▸ **TASK PROMPT**:
Locate every line in the entries below that contains the string "envelope", and copy each of those lines in full.

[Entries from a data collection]
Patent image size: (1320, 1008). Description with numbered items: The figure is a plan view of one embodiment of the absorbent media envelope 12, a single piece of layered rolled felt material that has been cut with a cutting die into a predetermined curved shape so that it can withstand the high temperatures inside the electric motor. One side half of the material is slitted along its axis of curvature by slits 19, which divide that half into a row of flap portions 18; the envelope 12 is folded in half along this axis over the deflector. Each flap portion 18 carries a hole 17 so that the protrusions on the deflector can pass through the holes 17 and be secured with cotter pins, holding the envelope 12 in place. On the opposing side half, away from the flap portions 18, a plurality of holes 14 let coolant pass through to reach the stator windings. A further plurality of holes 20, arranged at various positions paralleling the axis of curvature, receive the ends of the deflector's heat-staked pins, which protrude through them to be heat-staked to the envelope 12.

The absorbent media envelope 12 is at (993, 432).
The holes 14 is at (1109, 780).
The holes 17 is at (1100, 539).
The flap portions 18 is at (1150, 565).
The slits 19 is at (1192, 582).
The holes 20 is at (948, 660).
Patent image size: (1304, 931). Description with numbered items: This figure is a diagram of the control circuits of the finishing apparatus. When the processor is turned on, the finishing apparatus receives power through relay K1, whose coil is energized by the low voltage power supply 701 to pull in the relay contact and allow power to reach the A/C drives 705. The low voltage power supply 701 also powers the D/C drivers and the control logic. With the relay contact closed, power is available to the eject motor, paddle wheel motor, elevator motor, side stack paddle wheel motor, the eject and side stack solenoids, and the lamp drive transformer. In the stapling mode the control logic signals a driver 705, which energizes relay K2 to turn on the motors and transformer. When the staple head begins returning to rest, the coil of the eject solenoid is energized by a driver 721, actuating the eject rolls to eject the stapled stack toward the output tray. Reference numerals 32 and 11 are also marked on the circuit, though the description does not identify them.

▸ **WRITTEN SOLUTION**:
Patent image size: (1320, 1008). Description with numbered items: The figure is a plan view of one embodiment of the absorbent media envelope 12, a single piece of layered rolled felt material that has been cut with a cutting die into a predetermined curved shape so that it can withstand the high temperatures inside the electric motor. One side half of the material is slitted along its axis of curvature by slits 19, which divide that half into a row of flap portions 18; the envelope 12 is folded in half along this axis over the deflector. Each flap portion 18 carries a hole 17 so that the protrusions on the deflector can pass through the holes 17 and be secured with cotter pins, holding the envelope 12 in place. On the opposing side half, away from the flap portions 18, a plurality of holes 14 let coolant pass through to reach the stator windings. A further plurality of holes 20, arranged at various positions paralleling the axis of curvature, receive the ends of the deflector's heat-staked pins, which protrude through them to be heat-staked to the envelope 12.
The absorbent media envelope 12 is at (993, 432).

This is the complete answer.